**ASSIGNED TASK:** Proceed with the discussion thread about loneliness and suicide rates, continuing it after its final comment.

**EXCERPTED PASSAGE:**
★ ★ ★ ★

Remix.run Logo
AtlasBarfed 5 hours ago

I mean we have suicide statistics.

People are literally killing themselves.

Edit: I reached comment limit, but I want to respond to the "correlation/causation" response:

I get what you are saying from pure statistics, but the basic premise is that "loneliness" ... don't get me started on how you define that aside from the usual bullshit social sciences survey crap ... isn't a problem.

But is it a stretch to take this sentence:

"modern life, struggles with meaning, increased competition, mental health issues, stubbornness against seeking help, access to deadly weapons/knowledge"

isn't all basically saying "loneliness"?

And by people killing themselves, I mean men, because also this article is possibly/probably doing the almost-all-female psychology male blindness thing.

Humans are social creatures and need social interaction and connection, but men aren't social connection developers, especially in the Land of the Stoic Cowboy.

Loneliness the concept is IMO deeply semantically intertwined with loss of meaning, economic disenfranchisement, maintenance of sanity, feeling trust in society to get help, paranoia/clinging to weapons for surrogate psychological defense.

The scary thing is that the suicide rate increase in old men has basically stabilized, instead suicide growth is in YOUNG MEN, which are critical to the demographic / GDP / economic performance of the US, especially if we are entering a period of deglobalization and increased nearshore manufacturing.

somesortofthing 5 hours ago | parent | next [-]

Depends on the time horizon you choose. If you look at US stats, we're only 1.5 suicides per 100000 people above a previous post-WWII peak in the early 80s. Suicide rates in the first half of the 20th century were downright apocalyptic by modern standards, sometimes reaching 22 per 100000 before sharply declining post-WWII. If you want to look outside the US, Japan used to(~2000-~2010) hover at ~20 suicides per 100000, compared to our current all-time high of 14.

The increase is significant, but I wouldn't call it definitive proof of an urgent crisis.

[1] https://ourworldindata.org/suicide

[2] https://www.ncbi.nlm.nih.gov/core/lw/2.0/html/tileshop_pmc/t...

benreesman 4 hours ago | parent | next [-]

If you roll in deaths from substance abuse (particularly opioids) and other “deaths of despair” the figures are a bit more striking. Zoom in on one a few gigantic demographic blocks and they become more striking still.

One would hope that people are feeling less desperate today than a period of time that includes two world wars and a Great Depression, that’s a really low bar for what many claim is a great time to be alive.

★ ★ ★ ★

**EXCERPTED RECORDS:**
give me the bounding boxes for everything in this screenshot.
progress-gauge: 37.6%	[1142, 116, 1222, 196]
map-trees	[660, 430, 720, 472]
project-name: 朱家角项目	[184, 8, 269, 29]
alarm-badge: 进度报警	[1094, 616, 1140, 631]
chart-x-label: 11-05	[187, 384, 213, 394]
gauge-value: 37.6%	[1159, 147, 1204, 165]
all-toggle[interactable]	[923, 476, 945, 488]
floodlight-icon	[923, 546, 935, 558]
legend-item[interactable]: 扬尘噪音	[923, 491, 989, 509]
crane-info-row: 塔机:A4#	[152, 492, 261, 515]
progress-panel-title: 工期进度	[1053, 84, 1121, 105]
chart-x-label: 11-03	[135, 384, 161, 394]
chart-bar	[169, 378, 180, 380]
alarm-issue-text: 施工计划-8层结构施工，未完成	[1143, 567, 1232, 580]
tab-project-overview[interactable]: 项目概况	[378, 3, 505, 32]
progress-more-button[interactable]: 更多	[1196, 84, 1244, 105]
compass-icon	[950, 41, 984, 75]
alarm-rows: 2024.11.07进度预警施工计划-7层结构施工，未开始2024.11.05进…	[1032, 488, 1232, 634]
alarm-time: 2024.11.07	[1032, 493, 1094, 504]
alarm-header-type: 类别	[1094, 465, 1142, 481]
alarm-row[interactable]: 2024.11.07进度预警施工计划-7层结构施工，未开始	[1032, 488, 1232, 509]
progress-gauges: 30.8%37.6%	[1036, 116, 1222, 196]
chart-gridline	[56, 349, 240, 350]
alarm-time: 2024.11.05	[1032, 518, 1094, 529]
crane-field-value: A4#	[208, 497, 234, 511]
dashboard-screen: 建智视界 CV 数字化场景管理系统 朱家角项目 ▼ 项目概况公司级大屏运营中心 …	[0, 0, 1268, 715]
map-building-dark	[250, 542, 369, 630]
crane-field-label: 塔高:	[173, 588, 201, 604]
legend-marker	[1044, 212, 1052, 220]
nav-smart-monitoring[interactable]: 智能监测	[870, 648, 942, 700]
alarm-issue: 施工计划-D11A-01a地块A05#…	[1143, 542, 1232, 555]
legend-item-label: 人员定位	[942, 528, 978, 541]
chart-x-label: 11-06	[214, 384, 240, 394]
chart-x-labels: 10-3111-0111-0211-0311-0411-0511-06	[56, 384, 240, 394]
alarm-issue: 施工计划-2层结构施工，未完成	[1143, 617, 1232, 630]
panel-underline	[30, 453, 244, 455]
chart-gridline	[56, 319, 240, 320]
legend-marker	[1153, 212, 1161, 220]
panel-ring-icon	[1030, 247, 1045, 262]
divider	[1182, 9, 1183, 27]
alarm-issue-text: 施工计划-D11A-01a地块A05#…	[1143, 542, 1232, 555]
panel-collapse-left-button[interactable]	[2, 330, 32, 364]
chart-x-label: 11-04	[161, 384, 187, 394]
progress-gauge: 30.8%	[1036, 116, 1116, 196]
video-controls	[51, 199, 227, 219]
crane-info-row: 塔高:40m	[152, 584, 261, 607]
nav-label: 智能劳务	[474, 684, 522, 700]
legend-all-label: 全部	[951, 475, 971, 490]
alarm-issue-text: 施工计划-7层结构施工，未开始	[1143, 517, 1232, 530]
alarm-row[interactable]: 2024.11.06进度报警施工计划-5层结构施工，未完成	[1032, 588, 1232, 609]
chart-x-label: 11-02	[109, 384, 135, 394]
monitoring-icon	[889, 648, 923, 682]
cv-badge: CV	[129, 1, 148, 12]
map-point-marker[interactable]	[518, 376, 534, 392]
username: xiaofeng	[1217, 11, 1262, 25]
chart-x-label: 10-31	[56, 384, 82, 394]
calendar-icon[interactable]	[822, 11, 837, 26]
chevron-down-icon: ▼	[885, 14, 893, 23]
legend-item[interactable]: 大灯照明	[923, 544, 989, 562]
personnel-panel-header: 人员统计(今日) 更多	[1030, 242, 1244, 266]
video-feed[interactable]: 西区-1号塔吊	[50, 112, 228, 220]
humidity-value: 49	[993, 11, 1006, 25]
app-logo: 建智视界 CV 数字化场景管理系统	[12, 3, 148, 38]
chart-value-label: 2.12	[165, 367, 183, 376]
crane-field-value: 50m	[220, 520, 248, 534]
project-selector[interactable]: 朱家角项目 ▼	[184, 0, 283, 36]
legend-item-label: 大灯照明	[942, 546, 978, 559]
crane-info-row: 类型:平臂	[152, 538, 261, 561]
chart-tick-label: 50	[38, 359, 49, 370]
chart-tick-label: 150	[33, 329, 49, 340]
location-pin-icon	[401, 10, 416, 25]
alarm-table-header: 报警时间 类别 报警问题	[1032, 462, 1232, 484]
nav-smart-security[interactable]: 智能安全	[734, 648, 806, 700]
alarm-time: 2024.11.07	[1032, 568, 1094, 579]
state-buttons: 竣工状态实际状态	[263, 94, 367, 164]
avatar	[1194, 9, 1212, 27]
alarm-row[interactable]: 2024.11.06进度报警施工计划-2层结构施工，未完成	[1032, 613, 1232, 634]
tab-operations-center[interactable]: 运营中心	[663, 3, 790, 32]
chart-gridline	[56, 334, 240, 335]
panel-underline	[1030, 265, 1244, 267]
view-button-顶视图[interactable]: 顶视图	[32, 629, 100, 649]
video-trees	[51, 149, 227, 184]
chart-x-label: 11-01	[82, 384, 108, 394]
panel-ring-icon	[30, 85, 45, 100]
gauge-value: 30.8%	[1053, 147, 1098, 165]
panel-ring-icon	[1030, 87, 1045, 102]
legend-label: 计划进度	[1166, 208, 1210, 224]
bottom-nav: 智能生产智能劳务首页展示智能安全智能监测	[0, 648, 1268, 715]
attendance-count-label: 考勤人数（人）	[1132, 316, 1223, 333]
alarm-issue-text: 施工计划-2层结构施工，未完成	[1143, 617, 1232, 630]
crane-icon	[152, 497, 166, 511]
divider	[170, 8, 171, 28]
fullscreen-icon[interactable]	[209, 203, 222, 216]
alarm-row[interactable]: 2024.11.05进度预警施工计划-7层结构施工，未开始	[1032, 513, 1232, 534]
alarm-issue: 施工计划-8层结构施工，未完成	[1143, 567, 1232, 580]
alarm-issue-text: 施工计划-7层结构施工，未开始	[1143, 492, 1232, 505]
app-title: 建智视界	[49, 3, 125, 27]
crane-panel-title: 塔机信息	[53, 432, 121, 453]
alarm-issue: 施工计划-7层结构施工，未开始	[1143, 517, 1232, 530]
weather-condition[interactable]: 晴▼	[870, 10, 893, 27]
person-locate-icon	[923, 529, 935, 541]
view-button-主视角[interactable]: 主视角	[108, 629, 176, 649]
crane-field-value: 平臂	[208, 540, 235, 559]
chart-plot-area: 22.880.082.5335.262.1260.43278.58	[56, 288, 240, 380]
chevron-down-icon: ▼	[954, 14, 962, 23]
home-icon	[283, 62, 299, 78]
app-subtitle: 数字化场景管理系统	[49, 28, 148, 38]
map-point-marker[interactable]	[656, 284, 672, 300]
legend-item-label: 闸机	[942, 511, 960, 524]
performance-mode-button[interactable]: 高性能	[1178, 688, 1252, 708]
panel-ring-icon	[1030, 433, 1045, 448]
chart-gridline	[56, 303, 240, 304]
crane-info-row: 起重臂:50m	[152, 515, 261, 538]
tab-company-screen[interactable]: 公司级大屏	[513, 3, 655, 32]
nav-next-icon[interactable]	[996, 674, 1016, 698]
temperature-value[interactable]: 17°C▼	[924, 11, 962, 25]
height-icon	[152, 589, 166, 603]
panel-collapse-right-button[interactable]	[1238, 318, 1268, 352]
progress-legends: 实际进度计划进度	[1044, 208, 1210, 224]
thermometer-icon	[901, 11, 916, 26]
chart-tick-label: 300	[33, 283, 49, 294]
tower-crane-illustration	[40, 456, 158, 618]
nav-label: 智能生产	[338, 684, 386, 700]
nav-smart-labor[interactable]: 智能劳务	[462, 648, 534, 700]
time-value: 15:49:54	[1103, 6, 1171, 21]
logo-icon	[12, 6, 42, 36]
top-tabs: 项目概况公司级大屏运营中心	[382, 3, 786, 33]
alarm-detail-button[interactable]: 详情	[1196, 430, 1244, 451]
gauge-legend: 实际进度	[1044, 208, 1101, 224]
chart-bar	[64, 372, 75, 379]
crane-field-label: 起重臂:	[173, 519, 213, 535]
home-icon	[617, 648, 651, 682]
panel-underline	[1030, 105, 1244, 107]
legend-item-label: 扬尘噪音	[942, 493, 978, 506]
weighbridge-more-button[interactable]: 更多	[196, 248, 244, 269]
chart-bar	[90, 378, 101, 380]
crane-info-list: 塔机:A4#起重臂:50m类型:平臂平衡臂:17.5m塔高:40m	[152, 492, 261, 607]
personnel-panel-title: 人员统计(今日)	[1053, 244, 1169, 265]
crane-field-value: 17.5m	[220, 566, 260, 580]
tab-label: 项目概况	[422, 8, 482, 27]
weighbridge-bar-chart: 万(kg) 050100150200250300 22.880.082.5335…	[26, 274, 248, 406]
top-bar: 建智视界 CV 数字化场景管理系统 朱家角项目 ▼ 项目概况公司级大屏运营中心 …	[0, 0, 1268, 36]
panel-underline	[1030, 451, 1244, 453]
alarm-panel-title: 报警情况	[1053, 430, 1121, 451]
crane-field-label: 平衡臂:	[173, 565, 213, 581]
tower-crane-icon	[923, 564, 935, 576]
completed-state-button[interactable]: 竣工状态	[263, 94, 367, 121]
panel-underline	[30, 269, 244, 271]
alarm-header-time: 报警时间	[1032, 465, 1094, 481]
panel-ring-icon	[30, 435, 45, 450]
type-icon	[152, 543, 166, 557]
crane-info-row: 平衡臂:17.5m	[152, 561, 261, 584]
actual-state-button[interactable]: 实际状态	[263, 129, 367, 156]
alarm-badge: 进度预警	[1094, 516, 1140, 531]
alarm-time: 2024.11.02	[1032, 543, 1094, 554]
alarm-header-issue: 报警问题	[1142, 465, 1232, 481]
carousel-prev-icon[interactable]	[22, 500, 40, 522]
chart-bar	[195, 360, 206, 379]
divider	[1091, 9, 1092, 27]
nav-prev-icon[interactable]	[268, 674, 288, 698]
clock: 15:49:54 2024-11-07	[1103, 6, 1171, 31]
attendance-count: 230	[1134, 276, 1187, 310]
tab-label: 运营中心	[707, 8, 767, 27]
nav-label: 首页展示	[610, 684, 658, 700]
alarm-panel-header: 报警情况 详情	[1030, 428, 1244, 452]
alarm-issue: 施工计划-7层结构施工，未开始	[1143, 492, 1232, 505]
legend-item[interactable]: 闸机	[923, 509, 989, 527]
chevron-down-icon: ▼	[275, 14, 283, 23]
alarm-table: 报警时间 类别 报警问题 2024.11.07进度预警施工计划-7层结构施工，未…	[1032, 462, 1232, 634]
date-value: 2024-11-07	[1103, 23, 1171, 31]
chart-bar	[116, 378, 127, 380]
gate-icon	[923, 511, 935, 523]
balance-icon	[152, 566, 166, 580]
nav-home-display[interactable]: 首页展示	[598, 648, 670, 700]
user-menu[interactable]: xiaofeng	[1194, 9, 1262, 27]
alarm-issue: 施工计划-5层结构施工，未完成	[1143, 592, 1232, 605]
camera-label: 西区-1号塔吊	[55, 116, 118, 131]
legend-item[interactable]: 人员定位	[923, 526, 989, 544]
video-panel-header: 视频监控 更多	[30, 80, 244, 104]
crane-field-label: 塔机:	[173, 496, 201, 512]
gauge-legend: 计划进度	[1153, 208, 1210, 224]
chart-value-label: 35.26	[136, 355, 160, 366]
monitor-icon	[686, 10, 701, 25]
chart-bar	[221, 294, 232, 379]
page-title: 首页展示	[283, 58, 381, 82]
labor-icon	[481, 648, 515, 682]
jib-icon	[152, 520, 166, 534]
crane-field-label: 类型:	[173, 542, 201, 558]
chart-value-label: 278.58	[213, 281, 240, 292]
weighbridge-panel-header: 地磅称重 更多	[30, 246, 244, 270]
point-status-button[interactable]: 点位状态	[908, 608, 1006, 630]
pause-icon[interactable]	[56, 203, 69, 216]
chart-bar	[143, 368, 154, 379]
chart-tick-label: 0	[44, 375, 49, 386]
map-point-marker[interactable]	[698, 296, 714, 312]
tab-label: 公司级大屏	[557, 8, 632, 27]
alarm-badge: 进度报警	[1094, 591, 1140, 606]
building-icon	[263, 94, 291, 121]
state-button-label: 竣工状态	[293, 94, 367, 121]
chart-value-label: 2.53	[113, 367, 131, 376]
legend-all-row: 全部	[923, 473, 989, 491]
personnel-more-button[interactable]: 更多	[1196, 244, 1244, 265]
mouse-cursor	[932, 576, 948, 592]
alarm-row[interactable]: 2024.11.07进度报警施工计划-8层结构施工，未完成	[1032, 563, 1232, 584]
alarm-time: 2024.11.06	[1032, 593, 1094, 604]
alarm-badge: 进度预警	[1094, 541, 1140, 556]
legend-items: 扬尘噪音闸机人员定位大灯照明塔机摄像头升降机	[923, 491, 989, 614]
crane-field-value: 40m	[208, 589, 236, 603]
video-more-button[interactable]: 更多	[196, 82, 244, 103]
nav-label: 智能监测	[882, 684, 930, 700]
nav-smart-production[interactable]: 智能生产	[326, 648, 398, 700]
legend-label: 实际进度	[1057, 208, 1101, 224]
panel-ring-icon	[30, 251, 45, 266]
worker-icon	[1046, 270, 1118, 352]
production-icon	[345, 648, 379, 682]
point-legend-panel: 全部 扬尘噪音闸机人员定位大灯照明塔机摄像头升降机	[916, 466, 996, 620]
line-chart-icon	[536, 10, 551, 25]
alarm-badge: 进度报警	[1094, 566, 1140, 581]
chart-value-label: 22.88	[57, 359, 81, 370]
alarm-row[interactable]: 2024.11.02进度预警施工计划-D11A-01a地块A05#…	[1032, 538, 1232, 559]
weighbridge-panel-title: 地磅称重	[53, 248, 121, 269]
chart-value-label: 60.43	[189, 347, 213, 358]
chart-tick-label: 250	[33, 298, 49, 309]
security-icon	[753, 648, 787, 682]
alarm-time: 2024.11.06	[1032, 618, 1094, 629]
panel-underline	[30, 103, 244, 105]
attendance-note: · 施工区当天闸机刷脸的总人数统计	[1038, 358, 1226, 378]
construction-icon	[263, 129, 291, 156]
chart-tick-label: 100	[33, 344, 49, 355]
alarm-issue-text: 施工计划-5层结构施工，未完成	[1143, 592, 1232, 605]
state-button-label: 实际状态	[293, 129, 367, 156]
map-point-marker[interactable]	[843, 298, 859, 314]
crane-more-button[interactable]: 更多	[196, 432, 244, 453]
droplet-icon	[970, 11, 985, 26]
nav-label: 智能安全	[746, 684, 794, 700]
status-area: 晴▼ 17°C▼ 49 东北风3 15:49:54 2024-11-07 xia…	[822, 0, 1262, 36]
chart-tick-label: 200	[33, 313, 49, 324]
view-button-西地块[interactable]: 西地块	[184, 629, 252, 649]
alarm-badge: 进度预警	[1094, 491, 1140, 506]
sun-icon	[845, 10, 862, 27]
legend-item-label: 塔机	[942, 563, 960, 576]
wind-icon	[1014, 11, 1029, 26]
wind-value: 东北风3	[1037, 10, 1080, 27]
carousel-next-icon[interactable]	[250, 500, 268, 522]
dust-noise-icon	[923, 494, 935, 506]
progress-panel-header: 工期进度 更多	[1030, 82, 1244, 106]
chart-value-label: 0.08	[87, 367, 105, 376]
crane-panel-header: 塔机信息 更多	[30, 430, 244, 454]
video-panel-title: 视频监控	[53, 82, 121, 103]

★ ★ ★ ★

**ANSWER BOX:**
RGamma 2 hours ago | parent | prev | next [-]

Clear-cut suicide is incredibly difficult to pull off psychologically and represents the tip of the iceberg. Look at depression, addiction, overdose, homelessness, extremism.

It's supposedly the greatest time to be alive (as opposed to war times), but an increasing proportion of people are voting against that with their lives. And the damage of that accrues in those left behind, in families and communities.

AnimalMuppet 5 hours ago | parent | prev [-]

I don't think "all-time" means what you think it means...

somesortofthing 5 hours ago | parent [-]

That's fair. It's more of a post-WWII peak. I've edited the post.

thephyber 4 hours ago | parent | prev [-]

Correlation, not causation. The logic you used is the reason the SpuriousCorrelations website exists.

Palo Alto (adjacent to Sanford University) was host to clusters of suicides that appeared epidemiological and were studied by national researchers. [1] The pressures of modern life, struggles with meaning, increased competition, mental health issues, stubbornness against seeking help, access to deadly weapons/knowledge, etc. are all confounding issues.

[1] https://stanforddaily.com/2016/07/21/cdc-releases-preliminar...

pessimizer 4 hours ago | parent [-]

> Correlation, not causation. The logic you used is the reason the SpuriousCorrelations website exists.

To declare that a correlation is spurious with no evidence is far worse than saying that a correlation might indicate a relationship. Even saying something is a confounding issue implies there's a relationship to be confounded (not that Palo Alto is typical of anywhere.)

And "the pressures of modern life," "struggles with meaning," generic "mental health issues," and "stubbornness against seeking help?" Are those supposed to be unrelated to loneliness, too? Is access to "deadly knowledge" a real or new problem?